The problem: Print, exactly and completely, every entry in the data.
▼
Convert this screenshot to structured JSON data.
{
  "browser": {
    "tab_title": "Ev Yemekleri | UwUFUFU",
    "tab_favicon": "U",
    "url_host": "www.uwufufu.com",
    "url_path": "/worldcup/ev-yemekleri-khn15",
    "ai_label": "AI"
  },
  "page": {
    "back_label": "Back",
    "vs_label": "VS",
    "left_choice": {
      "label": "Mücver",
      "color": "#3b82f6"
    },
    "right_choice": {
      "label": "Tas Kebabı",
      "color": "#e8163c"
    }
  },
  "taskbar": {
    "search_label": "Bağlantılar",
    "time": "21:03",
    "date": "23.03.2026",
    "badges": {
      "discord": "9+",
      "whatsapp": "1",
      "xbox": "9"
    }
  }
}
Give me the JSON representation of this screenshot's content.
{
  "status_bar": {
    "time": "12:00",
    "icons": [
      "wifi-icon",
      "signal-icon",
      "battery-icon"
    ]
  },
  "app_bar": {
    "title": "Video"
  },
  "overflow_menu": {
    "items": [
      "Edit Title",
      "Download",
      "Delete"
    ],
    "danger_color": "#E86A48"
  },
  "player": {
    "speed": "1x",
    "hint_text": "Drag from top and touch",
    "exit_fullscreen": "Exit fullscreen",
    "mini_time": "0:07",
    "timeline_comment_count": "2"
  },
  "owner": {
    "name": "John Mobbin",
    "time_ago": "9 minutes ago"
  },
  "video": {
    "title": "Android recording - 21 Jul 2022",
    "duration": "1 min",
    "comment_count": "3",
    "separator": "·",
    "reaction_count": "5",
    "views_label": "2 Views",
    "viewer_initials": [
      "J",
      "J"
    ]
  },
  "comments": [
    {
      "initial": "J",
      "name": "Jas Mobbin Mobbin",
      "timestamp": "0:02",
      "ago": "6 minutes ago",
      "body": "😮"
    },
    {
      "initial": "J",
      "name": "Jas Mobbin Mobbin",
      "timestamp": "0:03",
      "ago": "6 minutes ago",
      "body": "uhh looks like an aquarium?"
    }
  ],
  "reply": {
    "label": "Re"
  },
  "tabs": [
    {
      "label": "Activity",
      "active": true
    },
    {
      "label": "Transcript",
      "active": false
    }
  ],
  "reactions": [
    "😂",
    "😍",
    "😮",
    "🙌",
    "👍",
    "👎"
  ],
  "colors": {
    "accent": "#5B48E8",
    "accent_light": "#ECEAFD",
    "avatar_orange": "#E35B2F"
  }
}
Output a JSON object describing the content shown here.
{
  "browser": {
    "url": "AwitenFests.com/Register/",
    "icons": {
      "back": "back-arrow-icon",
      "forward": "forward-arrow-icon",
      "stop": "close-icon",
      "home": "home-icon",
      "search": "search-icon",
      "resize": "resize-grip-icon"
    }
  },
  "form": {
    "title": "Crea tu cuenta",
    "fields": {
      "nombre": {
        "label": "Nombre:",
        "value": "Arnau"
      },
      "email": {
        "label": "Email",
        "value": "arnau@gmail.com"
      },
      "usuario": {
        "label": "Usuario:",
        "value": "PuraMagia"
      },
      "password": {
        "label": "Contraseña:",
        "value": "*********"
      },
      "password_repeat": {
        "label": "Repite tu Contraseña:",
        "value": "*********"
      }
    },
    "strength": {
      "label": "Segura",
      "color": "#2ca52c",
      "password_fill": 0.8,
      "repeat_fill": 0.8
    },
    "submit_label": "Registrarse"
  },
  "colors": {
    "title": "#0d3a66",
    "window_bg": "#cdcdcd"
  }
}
▲
Result for this task:
Convert this screenshot to structured JSON data.
{
  "browser": {
    "tab_title": "Ev Yemekleri | UwUFUFU",
    "tab_favicon": "U",
    "url_host": "www.uwufufu.com",
    "url_path": "/worldcup/ev-yemekleri-khn15",
    "ai_label": "AI"
  },
  "page": {
    "back_label": "Back",
    "vs_label": "VS",
    "left_choice": {
      "label": "Mücver",
      "color": "#3b82f6"
    },
    "right_choice": {
      "label": "Tas Kebabı",
      "color": "#e8163c"
    }
  },
  "taskbar": {
    "search_label": "Bağlantılar",
    "time": "21:03",
    "date": "23.03.2026",
    "badges": {
      "discord": "9+",
      "whatsapp": "1",
      "xbox": "9"
    }
  }
}
Give me the JSON representation of this screenshot's content.
{
  "status_bar": {
    "time": "12:00",
    "icons": [
      "wifi-icon",
      "signal-icon",
      "battery-icon"
    ]
  },
  "app_bar": {
    "title": "Video"
  },
  "overflow_menu": {
    "items": [
      "Edit Title",
      "Download",
      "Delete"
    ],
    "danger_color": "#E86A48"
  },
  "player": {
    "speed": "1x",
    "hint_text": "Drag from top and touch",
    "exit_fullscreen": "Exit fullscreen",
    "mini_time": "0:07",
    "timeline_comment_count": "2"
  },
  "owner": {
    "name": "John Mobbin",
    "time_ago": "9 minutes ago"
  },
  "video": {
    "title": "Android recording - 21 Jul 2022",
    "duration": "1 min",
    "comment_count": "3",
    "separator": "·",
    "reaction_count": "5",
    "views_label": "2 Views",
    "viewer_initials": [
      "J",
      "J"
    ]
  },
  "comments": [
    {
      "initial": "J",
      "name": "Jas Mobbin Mobbin",
      "timestamp": "0:02",
      "ago": "6 minutes ago",
      "body": "😮"
    },
    {
      "initial": "J",
      "name": "Jas Mobbin Mobbin",
      "timestamp": "0:03",
      "ago": "6 minutes ago",
      "body": "uhh looks like an aquarium?"
    }
  ],
  "reply": {
    "label": "Re"
  },
  "tabs": [
    {
      "label": "Activity",
      "active": true
    },
    {
      "label": "Transcript",
      "active": false
    }
  ],
  "reactions": [
    "😂",
    "😍",
    "😮",
    "🙌",
    "👍",
    "👎"
  ],
  "colors": {
    "accent": "#5B48E8",
    "accent_light": "#ECEAFD",
    "avatar_orange": "#E35B2F"
  }
}
Output a JSON object describing the content shown here.
{
  "browser": {
    "url": "AwitenFests.com/Register/",
    "icons": {
      "back": "back-arrow-icon",
      "forward": "forward-arrow-icon",
      "stop": "close-icon",
      "home": "home-icon",
      "search": "search-icon",
      "resize": "resize-grip-icon"
    }
  },
  "form": {
    "title": "Crea tu cuenta",
    "fields": {
      "nombre": {
        "label": "Nombre:",
        "value": "Arnau"
      },
      "email": {
        "label": "Email",
        "value": "arnau@gmail.com"
      },
      "usuario": {
        "label": "Usuario:",
        "value": "PuraMagia"
      },
      "password": {
        "label": "Contraseña:",
        "value": "*********"
      },
      "password_repeat": {
        "label": "Repite tu Contraseña:",
        "value": "*********"
      }
    },
    "strength": {
      "label": "Segura",
      "color": "#2ca52c",
      "password_fill": 0.8,
      "repeat_fill": 0.8
    },
    "submit_label": "Registrarse"
  },
  "colors": {
    "title": "#0d3a66",
    "window_bg": "#cdcdcd"
  }
}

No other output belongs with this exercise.